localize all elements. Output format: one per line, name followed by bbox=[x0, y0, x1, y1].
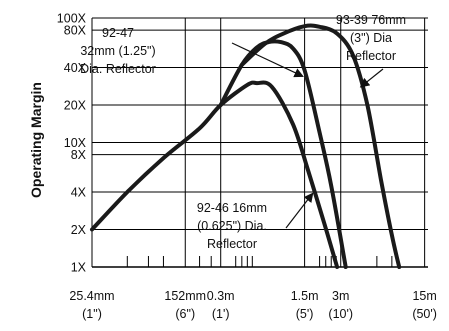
y-tick-label: 80X bbox=[64, 24, 87, 38]
series-curve-1 bbox=[218, 39, 348, 269]
grid-layer bbox=[91, 17, 428, 268]
y-axis-label: Operating Margin bbox=[28, 82, 44, 198]
x-tick-sublabel: (10') bbox=[328, 307, 353, 321]
x-tick-label: 25.4mm bbox=[69, 289, 114, 303]
series-curves bbox=[90, 23, 402, 269]
annotation-leader-arrow bbox=[359, 68, 384, 88]
annotation-line: 93-39 76mm bbox=[336, 13, 406, 27]
annotation-line: Reflector bbox=[346, 49, 396, 63]
series-curve-0 bbox=[90, 80, 340, 269]
y-tick-label: 2X bbox=[71, 223, 87, 237]
x-tick-sublabel: (1') bbox=[212, 307, 230, 321]
annotation-line: (0.625") Dia. bbox=[197, 219, 267, 233]
annotation-line: 92-47 bbox=[102, 26, 134, 40]
y-tick-label: 8X bbox=[71, 148, 87, 162]
series-annotation-0: 92-47 32mm (1.25") Dia. Reflector bbox=[80, 26, 304, 78]
series-curve-2 bbox=[239, 23, 402, 269]
x-tick-sublabel: (6") bbox=[175, 307, 195, 321]
annotation-line: 92-46 16mm bbox=[197, 201, 267, 215]
y-tick-label: 40X bbox=[64, 61, 87, 75]
annotation-line: Dia. Reflector bbox=[80, 62, 156, 76]
series-annotation-1: 93-39 76mm (3") Dia Reflector bbox=[336, 13, 406, 88]
y-tick-label: 100X bbox=[57, 12, 87, 26]
x-tick-label: 1.5m bbox=[291, 289, 319, 303]
x-tick-label: 152mm bbox=[164, 289, 206, 303]
x-tick-label: 3m bbox=[332, 289, 349, 303]
annotation-line: 32mm (1.25") bbox=[80, 44, 155, 58]
annotation-line: (3") Dia bbox=[350, 31, 392, 45]
x-tick-labels: 25.4mm (1") 152mm (6") 0.3m (1') 1.5m (5') 3m (10… bbox=[69, 289, 437, 321]
x-tick-label: 15m bbox=[412, 289, 436, 303]
annotation-line: Reflector bbox=[207, 237, 257, 251]
y-tick-label: 4X bbox=[71, 186, 87, 200]
x-tick-label: 0.3m bbox=[207, 289, 235, 303]
x-tick-sublabel: (5') bbox=[296, 307, 314, 321]
x-tick-sublabel: (50') bbox=[412, 307, 437, 321]
y-tick-label: 10X bbox=[64, 136, 87, 150]
annotation-leader-arrow bbox=[285, 192, 314, 229]
y-tick-label: 20X bbox=[64, 99, 87, 113]
series-annotation-2: 92-46 16mm (0.625") Dia. Reflector bbox=[197, 192, 314, 251]
annotation-leader-arrow bbox=[231, 42, 304, 78]
series-annotations: 92-47 32mm (1.25") Dia. Reflector 93-39 76m… bbox=[80, 13, 406, 251]
x-tick-sublabel: (1") bbox=[82, 307, 102, 321]
y-tick-label: 1X bbox=[71, 261, 87, 275]
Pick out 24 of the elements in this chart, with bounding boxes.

-- DIRECTIVE --
Please render everything in the listing from the line containing "y-tick-label: 80X bbox=[64, 24, 87, 38]" down to the line containing "series-annotation-1: 93-39 76mm", both ends included, as a Markdown table with the columns Number and Line. Number each row and leave out blank lines.

-- ANSWER TO THIS PROBLEM --
| Number | Line |
|---|---|
| 1 | y-tick-label: 80X bbox=[64, 24, 87, 38] |
| 2 | series-curve-1 bbox=[218, 39, 348, 269] |
| 3 | grid-layer bbox=[91, 17, 428, 268] |
| 4 | y-axis-label: Operating Margin bbox=[28, 82, 44, 198] |
| 5 | x-tick-sublabel: (10') bbox=[328, 307, 353, 321] |
| 6 | x-tick-label: 25.4mm bbox=[69, 289, 114, 303] |
| 7 | series-curves bbox=[90, 23, 402, 269] |
| 8 | annotation-leader-arrow bbox=[359, 68, 384, 88] |
| 9 | annotation-line: 93-39 76mm bbox=[336, 13, 406, 27] |
| 10 | annotation-line: Reflector bbox=[346, 49, 396, 63] |
| 11 | series-curve-0 bbox=[90, 80, 340, 269] |
| 12 | y-tick-label: 2X bbox=[71, 223, 87, 237] |
| 13 | x-tick-sublabel: (1') bbox=[212, 307, 230, 321] |
| 14 | annotation-line: (0.625") Dia. bbox=[197, 219, 267, 233] |
| 15 | annotation-line: 92-47 bbox=[102, 26, 134, 40] |
| 16 | y-tick-label: 8X bbox=[71, 148, 87, 162] |
| 17 | series-annotation-0: 92-47 32mm (1.25") Dia. Reflector bbox=[80, 26, 304, 78] |
| 18 | series-curve-2 bbox=[239, 23, 402, 269] |
| 19 | x-tick-sublabel: (6") bbox=[175, 307, 195, 321] |
| 20 | annotation-line: 92-46 16mm bbox=[197, 201, 267, 215] |
| 21 | y-tick-label: 40X bbox=[64, 61, 87, 75] |
| 22 | annotation-line: Dia. Reflector bbox=[80, 62, 156, 76] |
| 23 | series-annotation-1: 93-39 76mm (3") Dia Reflector bbox=[336, 13, 406, 88] |